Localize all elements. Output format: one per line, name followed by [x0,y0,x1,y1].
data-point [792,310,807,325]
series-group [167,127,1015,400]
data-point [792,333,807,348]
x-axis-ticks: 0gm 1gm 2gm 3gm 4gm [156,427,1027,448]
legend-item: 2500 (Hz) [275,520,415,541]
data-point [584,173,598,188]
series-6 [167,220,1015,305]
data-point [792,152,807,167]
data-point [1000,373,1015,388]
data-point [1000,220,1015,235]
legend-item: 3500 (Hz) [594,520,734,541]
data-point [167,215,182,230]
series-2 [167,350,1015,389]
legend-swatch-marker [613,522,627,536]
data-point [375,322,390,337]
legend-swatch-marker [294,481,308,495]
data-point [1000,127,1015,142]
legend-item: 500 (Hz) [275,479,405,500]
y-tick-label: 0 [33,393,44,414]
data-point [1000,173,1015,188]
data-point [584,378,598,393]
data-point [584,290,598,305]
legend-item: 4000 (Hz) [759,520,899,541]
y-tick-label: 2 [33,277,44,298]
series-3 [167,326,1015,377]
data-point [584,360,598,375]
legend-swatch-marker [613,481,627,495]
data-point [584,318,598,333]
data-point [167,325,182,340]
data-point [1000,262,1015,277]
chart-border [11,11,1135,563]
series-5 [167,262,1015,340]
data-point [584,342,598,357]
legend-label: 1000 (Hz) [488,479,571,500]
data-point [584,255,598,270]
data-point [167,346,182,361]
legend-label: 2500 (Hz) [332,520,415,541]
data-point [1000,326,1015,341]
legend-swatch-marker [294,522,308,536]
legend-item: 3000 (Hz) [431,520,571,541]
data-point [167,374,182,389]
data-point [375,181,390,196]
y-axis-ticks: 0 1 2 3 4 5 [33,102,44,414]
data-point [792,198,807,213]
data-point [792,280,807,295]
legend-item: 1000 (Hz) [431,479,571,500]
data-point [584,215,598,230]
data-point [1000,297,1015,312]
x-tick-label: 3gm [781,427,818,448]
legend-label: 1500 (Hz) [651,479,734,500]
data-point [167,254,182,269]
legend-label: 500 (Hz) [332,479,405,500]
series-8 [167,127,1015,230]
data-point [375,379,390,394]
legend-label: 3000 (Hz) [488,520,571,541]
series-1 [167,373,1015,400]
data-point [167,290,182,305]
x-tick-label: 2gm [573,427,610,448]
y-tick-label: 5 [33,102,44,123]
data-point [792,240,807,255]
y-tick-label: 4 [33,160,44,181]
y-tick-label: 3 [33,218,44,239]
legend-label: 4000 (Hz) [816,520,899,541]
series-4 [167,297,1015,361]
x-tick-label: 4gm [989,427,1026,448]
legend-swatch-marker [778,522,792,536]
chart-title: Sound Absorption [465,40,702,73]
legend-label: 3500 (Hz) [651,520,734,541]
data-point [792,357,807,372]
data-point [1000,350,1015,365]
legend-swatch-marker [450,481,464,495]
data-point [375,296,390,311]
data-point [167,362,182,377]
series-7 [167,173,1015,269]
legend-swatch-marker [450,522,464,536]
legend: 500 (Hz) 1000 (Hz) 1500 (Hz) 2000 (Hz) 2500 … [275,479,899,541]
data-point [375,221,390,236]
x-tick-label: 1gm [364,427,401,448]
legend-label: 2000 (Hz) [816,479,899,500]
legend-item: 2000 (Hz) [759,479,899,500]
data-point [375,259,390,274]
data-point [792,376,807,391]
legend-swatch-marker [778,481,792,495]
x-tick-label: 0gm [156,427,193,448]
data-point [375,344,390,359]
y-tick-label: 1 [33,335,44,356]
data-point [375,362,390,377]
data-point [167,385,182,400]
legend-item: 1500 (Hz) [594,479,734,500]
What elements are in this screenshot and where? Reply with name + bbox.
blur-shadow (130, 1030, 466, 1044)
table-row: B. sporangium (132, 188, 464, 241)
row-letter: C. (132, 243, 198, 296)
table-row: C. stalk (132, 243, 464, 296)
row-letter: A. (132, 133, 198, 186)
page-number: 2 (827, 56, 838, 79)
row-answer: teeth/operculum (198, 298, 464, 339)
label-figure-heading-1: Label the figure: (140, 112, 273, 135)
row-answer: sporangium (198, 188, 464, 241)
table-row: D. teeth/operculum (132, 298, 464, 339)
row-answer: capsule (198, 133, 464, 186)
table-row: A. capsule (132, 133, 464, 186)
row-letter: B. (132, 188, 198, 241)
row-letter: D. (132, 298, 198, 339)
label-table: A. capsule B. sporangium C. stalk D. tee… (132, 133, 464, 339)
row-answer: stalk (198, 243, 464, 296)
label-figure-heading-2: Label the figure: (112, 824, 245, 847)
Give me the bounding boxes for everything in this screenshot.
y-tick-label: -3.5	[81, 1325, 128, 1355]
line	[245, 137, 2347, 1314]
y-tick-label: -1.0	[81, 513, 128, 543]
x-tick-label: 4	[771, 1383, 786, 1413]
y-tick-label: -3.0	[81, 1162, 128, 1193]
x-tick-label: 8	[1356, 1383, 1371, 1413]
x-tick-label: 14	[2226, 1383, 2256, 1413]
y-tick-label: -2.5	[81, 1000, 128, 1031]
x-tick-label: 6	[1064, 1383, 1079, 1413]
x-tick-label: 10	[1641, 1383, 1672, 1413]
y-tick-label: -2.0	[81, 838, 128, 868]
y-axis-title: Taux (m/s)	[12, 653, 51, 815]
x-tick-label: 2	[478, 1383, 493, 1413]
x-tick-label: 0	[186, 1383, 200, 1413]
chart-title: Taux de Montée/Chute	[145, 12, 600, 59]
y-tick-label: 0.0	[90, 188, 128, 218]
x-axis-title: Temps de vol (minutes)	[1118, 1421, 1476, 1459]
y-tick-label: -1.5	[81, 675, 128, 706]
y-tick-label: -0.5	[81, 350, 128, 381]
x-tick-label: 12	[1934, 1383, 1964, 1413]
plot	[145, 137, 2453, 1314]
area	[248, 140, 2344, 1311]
┄┄┄┄┄┄┄┄┄┄┄┄┄┄┄┄┄┄┄┄
→ **Written problem**
Replace each occurrence of "x-tick-label" with "x-axis-label" throughout the listing above, and reproduce every line with nothing else changed.

→ **Full answer**
Localize all elements. Output format: one per line, name followed by [x0,y0,x1,y1].
data-point [792,310,807,325]
series-group [167,127,1015,400]
data-point [792,333,807,348]
x-axis-ticks: 0gm 1gm 2gm 3gm 4gm [156,427,1027,448]
legend-item: 2500 (Hz) [275,520,415,541]
data-point [584,173,598,188]
series-6 [167,220,1015,305]
data-point [792,152,807,167]
data-point [1000,373,1015,388]
data-point [1000,220,1015,235]
legend-item: 3500 (Hz) [594,520,734,541]
data-point [167,215,182,230]
series-2 [167,350,1015,389]
legend-swatch-marker [613,522,627,536]
data-point [375,322,390,337]
legend-swatch-marker [294,481,308,495]
data-point [1000,127,1015,142]
legend-item: 500 (Hz) [275,479,405,500]
y-tick-label: 0 [33,393,44,414]
data-point [1000,173,1015,188]
data-point [584,378,598,393]
data-point [584,290,598,305]
legend-item: 4000 (Hz) [759,520,899,541]
y-tick-label: 2 [33,277,44,298]
series-3 [167,326,1015,377]
data-point [584,360,598,375]
legend-swatch-marker [613,481,627,495]
data-point [584,318,598,333]
data-point [167,325,182,340]
data-point [1000,262,1015,277]
chart-border [11,11,1135,563]
series-5 [167,262,1015,340]
data-point [584,342,598,357]
legend-label: 1000 (Hz) [488,479,571,500]
data-point [584,255,598,270]
data-point [167,346,182,361]
legend-label: 2500 (Hz) [332,520,415,541]
data-point [1000,326,1015,341]
legend-swatch-marker [294,522,308,536]
legend-item: 3000 (Hz) [431,520,571,541]
data-point [167,374,182,389]
data-point [375,181,390,196]
y-axis-ticks: 0 1 2 3 4 5 [33,102,44,414]
data-point [792,198,807,213]
data-point [792,280,807,295]
legend-item: 1000 (Hz) [431,479,571,500]
data-point [584,215,598,230]
data-point [1000,297,1015,312]
x-axis-label: 3gm [781,427,818,448]
legend-label: 1500 (Hz) [651,479,734,500]
data-point [167,254,182,269]
legend-label: 500 (Hz) [332,479,405,500]
series-8 [167,127,1015,230]
data-point [375,379,390,394]
legend-label: 3000 (Hz) [488,520,571,541]
series-1 [167,373,1015,400]
data-point [167,290,182,305]
x-axis-label: 2gm [573,427,610,448]
y-tick-label: 5 [33,102,44,123]
data-point [792,240,807,255]
y-tick-label: 4 [33,160,44,181]
y-tick-label: 3 [33,218,44,239]
legend-label: 4000 (Hz) [816,520,899,541]
series-4 [167,297,1015,361]
x-axis-label: 4gm [989,427,1026,448]
legend-swatch-marker [778,522,792,536]
chart-title: Sound Absorption [465,40,702,73]
legend-label: 3500 (Hz) [651,520,734,541]
data-point [792,357,807,372]
data-point [1000,350,1015,365]
legend-swatch-marker [450,481,464,495]
data-point [375,296,390,311]
data-point [167,362,182,377]
series-7 [167,173,1015,269]
legend-swatch-marker [450,522,464,536]
legend: 500 (Hz) 1000 (Hz) 1500 (Hz) 2000 (Hz) 2500 … [275,479,899,541]
data-point [375,221,390,236]
x-axis-label: 1gm [364,427,401,448]
legend-label: 2000 (Hz) [816,479,899,500]
legend-item: 2000 (Hz) [759,479,899,500]
data-point [375,259,390,274]
data-point [792,376,807,391]
legend-swatch-marker [778,481,792,495]
x-axis-label: 0gm [156,427,193,448]
data-point [375,344,390,359]
y-tick-label: 1 [33,335,44,356]
data-point [375,362,390,377]
data-point [167,385,182,400]
legend-item: 1500 (Hz) [594,479,734,500]
What elements are in this screenshot and where? Reply with name + bbox.
blur-shadow (130, 1030, 466, 1044)
table-row: B. sporangium (132, 188, 464, 241)
row-letter: C. (132, 243, 198, 296)
table-row: C. stalk (132, 243, 464, 296)
row-letter: A. (132, 133, 198, 186)
page-number: 2 (827, 56, 838, 79)
row-answer: teeth/operculum (198, 298, 464, 339)
label-figure-heading-1: Label the figure: (140, 112, 273, 135)
row-answer: sporangium (198, 188, 464, 241)
table-row: D. teeth/operculum (132, 298, 464, 339)
row-answer: capsule (198, 133, 464, 186)
table-row: A. capsule (132, 133, 464, 186)
row-letter: B. (132, 188, 198, 241)
row-letter: D. (132, 298, 198, 339)
label-table: A. capsule B. sporangium C. stalk D. tee… (132, 133, 464, 339)
row-answer: stalk (198, 243, 464, 296)
label-figure-heading-2: Label the figure: (112, 824, 245, 847)
Give me the bounding boxes for everything in this screenshot.
y-tick-label: -3.5	[81, 1325, 128, 1355]
line	[245, 137, 2347, 1314]
y-tick-label: -1.0	[81, 513, 128, 543]
x-axis-label: 4	[771, 1383, 786, 1413]
y-tick-label: -3.0	[81, 1162, 128, 1193]
x-axis-label: 8	[1356, 1383, 1371, 1413]
x-axis-label: 14	[2226, 1383, 2256, 1413]
y-tick-label: -2.5	[81, 1000, 128, 1031]
x-axis-label: 6	[1064, 1383, 1079, 1413]
x-axis-label: 10	[1641, 1383, 1672, 1413]
y-tick-label: -2.0	[81, 838, 128, 868]
y-axis-title: Taux (m/s)	[12, 653, 51, 815]
x-axis-label: 2	[478, 1383, 493, 1413]
x-axis-label: 0	[186, 1383, 200, 1413]
chart-title: Taux de Montée/Chute	[145, 12, 600, 59]
y-tick-label: 0.0	[90, 188, 128, 218]
x-axis-title: Temps de vol (minutes)	[1118, 1421, 1476, 1459]
y-tick-label: -1.5	[81, 675, 128, 706]
y-tick-label: -0.5	[81, 350, 128, 381]
x-axis-label: 12	[1934, 1383, 1964, 1413]
plot	[145, 137, 2453, 1314]
area	[248, 140, 2344, 1311]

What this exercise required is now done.